──────── RECORDS SUPPLIED
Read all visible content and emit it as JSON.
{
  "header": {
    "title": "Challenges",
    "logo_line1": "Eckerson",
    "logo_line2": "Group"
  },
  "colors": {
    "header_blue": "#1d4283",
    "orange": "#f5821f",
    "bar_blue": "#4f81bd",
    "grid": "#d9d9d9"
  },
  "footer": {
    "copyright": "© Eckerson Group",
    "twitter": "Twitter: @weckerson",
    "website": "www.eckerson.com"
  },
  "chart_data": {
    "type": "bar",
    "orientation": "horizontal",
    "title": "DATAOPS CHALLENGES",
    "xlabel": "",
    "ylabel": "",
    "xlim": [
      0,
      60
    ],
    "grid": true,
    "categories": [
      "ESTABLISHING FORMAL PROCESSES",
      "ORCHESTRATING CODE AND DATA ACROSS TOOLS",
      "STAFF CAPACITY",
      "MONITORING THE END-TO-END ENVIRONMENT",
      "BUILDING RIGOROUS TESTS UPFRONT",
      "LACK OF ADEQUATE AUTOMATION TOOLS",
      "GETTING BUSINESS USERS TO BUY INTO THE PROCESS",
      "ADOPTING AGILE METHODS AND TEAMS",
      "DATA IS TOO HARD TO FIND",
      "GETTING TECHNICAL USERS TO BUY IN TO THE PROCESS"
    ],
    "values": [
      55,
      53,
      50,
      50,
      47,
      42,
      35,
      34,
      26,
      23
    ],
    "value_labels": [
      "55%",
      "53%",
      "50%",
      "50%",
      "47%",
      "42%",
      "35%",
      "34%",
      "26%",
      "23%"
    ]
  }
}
────────────────
STATED EXERCISE
Read the entries above, then pull out the lines that include "USERS".

COMPLETE RESPONSE
      "GETTING BUSINESS USERS TO BUY INTO THE PROCESS",
      "GETTING TECHNICAL USERS TO BUY IN TO THE PROCESS"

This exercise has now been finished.